:: PROBLEM STATEMENT ::
Convert every line of the data below into a JSON list of strings, one string per line, skipping blank lines. Leave the pictures out of the answer.

:: WORKING DATA ::
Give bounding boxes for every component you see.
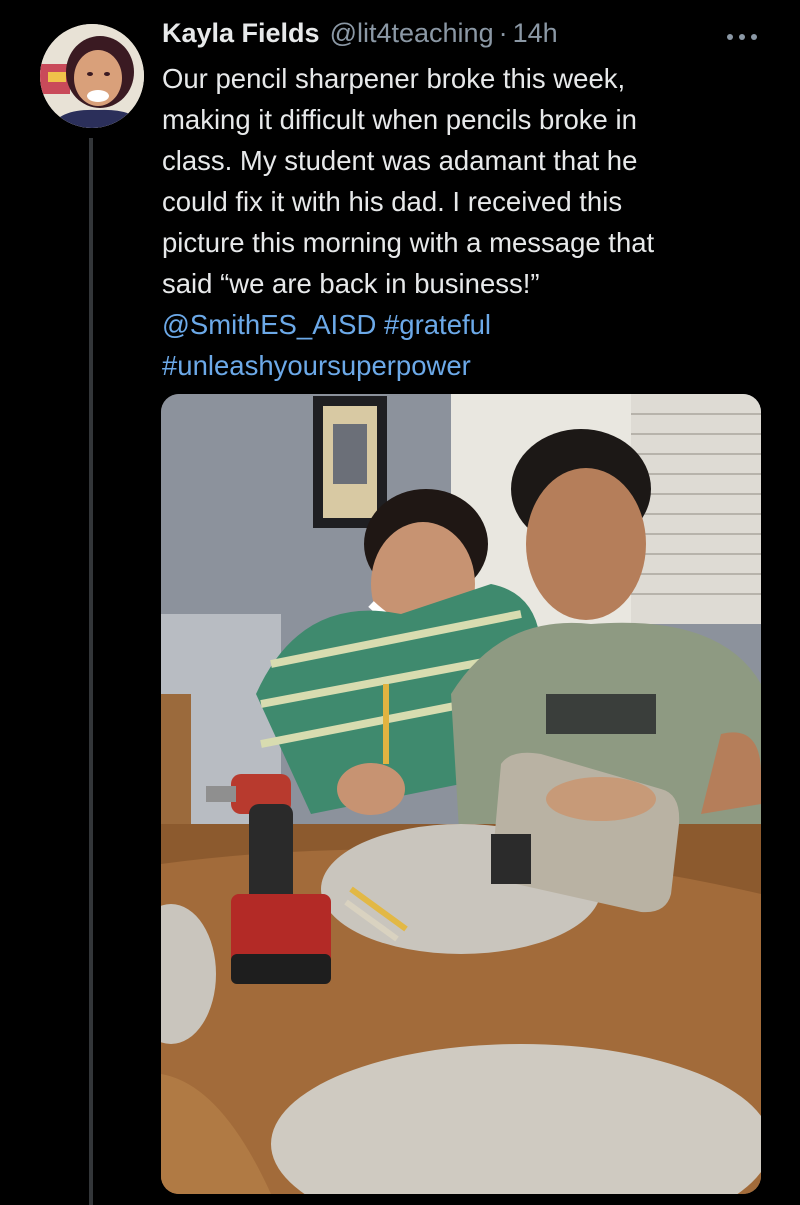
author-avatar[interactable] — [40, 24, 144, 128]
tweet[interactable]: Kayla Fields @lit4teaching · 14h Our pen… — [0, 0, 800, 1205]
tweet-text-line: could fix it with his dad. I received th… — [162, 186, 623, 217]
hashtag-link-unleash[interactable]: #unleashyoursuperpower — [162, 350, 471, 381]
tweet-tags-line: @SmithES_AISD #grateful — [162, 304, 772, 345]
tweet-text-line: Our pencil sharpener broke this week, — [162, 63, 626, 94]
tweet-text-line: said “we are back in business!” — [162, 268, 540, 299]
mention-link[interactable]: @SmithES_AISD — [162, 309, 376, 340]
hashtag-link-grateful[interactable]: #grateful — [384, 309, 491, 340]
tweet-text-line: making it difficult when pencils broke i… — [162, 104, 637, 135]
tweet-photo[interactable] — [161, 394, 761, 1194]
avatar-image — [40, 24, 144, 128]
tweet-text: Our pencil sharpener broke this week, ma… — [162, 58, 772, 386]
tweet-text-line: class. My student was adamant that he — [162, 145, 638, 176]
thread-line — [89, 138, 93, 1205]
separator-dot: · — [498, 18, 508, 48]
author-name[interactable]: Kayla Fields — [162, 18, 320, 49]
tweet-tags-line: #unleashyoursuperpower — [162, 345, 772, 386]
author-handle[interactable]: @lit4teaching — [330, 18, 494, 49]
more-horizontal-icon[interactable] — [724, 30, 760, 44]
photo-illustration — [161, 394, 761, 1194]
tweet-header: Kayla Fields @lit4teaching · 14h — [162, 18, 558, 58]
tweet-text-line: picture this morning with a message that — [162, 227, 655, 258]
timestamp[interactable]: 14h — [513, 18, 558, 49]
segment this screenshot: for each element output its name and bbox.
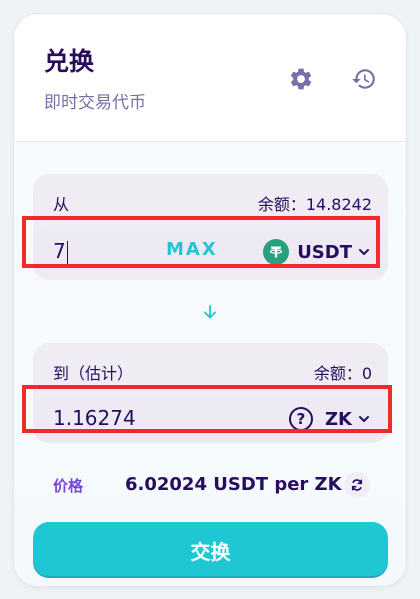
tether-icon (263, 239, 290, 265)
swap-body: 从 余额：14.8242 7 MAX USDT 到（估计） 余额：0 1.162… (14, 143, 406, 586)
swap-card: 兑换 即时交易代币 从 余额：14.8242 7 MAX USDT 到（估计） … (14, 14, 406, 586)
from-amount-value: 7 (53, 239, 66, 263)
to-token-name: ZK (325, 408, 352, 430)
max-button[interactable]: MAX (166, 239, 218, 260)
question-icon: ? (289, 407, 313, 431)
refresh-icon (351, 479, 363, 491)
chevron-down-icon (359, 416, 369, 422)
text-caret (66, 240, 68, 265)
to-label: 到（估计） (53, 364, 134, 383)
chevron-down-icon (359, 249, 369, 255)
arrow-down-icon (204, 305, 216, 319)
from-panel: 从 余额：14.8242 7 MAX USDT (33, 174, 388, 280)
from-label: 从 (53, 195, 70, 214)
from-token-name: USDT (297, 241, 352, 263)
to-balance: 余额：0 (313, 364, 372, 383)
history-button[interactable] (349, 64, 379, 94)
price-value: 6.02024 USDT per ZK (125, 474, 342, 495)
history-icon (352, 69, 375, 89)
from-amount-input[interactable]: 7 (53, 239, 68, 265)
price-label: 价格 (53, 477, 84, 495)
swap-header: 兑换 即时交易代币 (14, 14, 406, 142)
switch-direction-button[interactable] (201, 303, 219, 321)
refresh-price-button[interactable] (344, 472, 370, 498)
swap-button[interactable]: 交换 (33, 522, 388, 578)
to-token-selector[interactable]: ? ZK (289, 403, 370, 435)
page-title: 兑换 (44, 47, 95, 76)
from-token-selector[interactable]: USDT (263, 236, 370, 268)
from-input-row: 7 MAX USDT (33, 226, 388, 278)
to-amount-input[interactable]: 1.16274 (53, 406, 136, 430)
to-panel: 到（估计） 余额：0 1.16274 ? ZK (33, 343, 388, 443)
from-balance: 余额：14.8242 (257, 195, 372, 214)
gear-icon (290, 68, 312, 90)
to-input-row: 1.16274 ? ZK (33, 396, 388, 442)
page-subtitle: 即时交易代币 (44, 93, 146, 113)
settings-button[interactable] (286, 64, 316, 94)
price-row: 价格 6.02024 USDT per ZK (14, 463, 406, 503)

:: RESPONSE FOR THIS EXERCISE ::
[
  "Give bounding boxes for every component you see.",
  "author-avatar[interactable] — [40, 24, 144, 128]",
  "tweet[interactable]: Kayla Fields @lit4teaching · 14h Our pen… — [0, 0, 800, 1205]",
  "tweet-text-line: could fix it with his dad. I received th… — [162, 186, 623, 217]",
  "hashtag-link-unleash[interactable]: #unleashyoursuperpower — [162, 350, 471, 381]",
  "tweet-tags-line: @SmithES_AISD #grateful — [162, 304, 772, 345]",
  "tweet-text-line: Our pencil sharpener broke this week, — [162, 63, 626, 94]",
  "tweet-text-line: said “we are back in business!” — [162, 268, 540, 299]",
  "mention-link[interactable]: @SmithES_AISD — [162, 309, 376, 340]",
  "hashtag-link-grateful[interactable]: #grateful — [384, 309, 491, 340]",
  "tweet-text-line: making it difficult when pencils broke i… — [162, 104, 637, 135]",
  "tweet-photo[interactable] — [161, 394, 761, 1194]",
  "avatar-image — [40, 24, 144, 128]",
  "tweet-text: Our pencil sharpener broke this week, ma… — [162, 58, 772, 386]",
  "tweet-text-line: class. My student was adamant that he — [162, 145, 638, 176]",
  "thread-line — [89, 138, 93, 1205]",
  "separator-dot: · — [498, 18, 508, 48]",
  "author-name[interactable]: Kayla Fields — [162, 18, 320, 49]",
  "tweet-tags-line: #unleashyoursuperpower — [162, 345, 772, 386]",
  "author-handle[interactable]: @lit4teaching — [330, 18, 494, 49]",
  "more-horizontal-icon[interactable] — [724, 30, 760, 44]",
  "photo-illustration — [161, 394, 761, 1194]",
  "tweet-header: Kayla Fields @lit4teaching · 14h — [162, 18, 558, 58]",
  "tweet-text-line: picture this morning with a message that — [162, 227, 655, 258]",
  "timestamp[interactable]: 14h — [513, 18, 558, 49]",
  "segment this screenshot: for each element output its name and bbox.",
  "tether-icon (263, 239, 290, 265)",
  "swap-body: 从 余额：14.8242 7 MAX USDT 到（估计） 余额：0 1.162… (14, 143, 406, 586)",
  "swap-card: 兑换 即时交易代币 从 余额：14.8242 7 MAX USDT 到（估计） … (14, 14, 406, 586)",
  "from-amount-value: 7 (53, 239, 66, 263)",
  "to-token-name: ZK (325, 408, 352, 430)",
  "max-button[interactable]: MAX (166, 239, 218, 260)",
  "question-icon: ? (289, 407, 313, 431)",
  "refresh-icon (351, 479, 363, 491)",
  "chevron-down-icon (359, 416, 369, 422)",
  "text-caret (66, 240, 68, 265)",
  "to-label: 到（估计） (53, 364, 134, 383)",
  "chevron-down-icon (359, 249, 369, 255)",
  "arrow-down-icon (204, 305, 216, 319)",
  "from-panel: 从 余额：14.8242 7 MAX USDT (33, 174, 388, 280)",
  "from-label: 从 (53, 195, 70, 214)",
  "from-token-name: USDT (297, 241, 352, 263)",
  "to-balance: 余额：0 (313, 364, 372, 383)",
  "history-button[interactable] (349, 64, 379, 94)",
  "price-value: 6.02024 USDT per ZK (125, 474, 342, 495)",
  "history-icon (352, 69, 375, 89)",
  "from-amount-input[interactable]: 7 (53, 239, 68, 265)",
  "price-label: 价格 (53, 477, 84, 495)",
  "swap-header: 兑换 即时交易代币 (14, 14, 406, 142)",
  "switch-direction-button[interactable] (201, 303, 219, 321)",
  "refresh-price-button[interactable] (344, 472, 370, 498)",
  "swap-button[interactable]: 交换 (33, 522, 388, 578)",
  "to-token-selector[interactable]: ? ZK (289, 403, 370, 435)",
  "page-title: 兑换 (44, 47, 95, 76)",
  "from-token-selector[interactable]: USDT (263, 236, 370, 268)",
  "from-input-row: 7 MAX USDT (33, 226, 388, 278)",
  "to-amount-input[interactable]: 1.16274 (53, 406, 136, 430)",
  "to-panel: 到（估计） 余额：0 1.16274 ? ZK (33, 343, 388, 443)",
  "from-balance: 余额：14.8242 (257, 195, 372, 214)",
  "gear-icon (290, 68, 312, 90)",
  "to-input-row: 1.16274 ? ZK (33, 396, 388, 442)",
  "page-subtitle: 即时交易代币 (44, 93, 146, 113)",
  "settings-button[interactable] (286, 64, 316, 94)",
  "price-row: 价格 6.02024 USDT per ZK (14, 463, 406, 503)"
]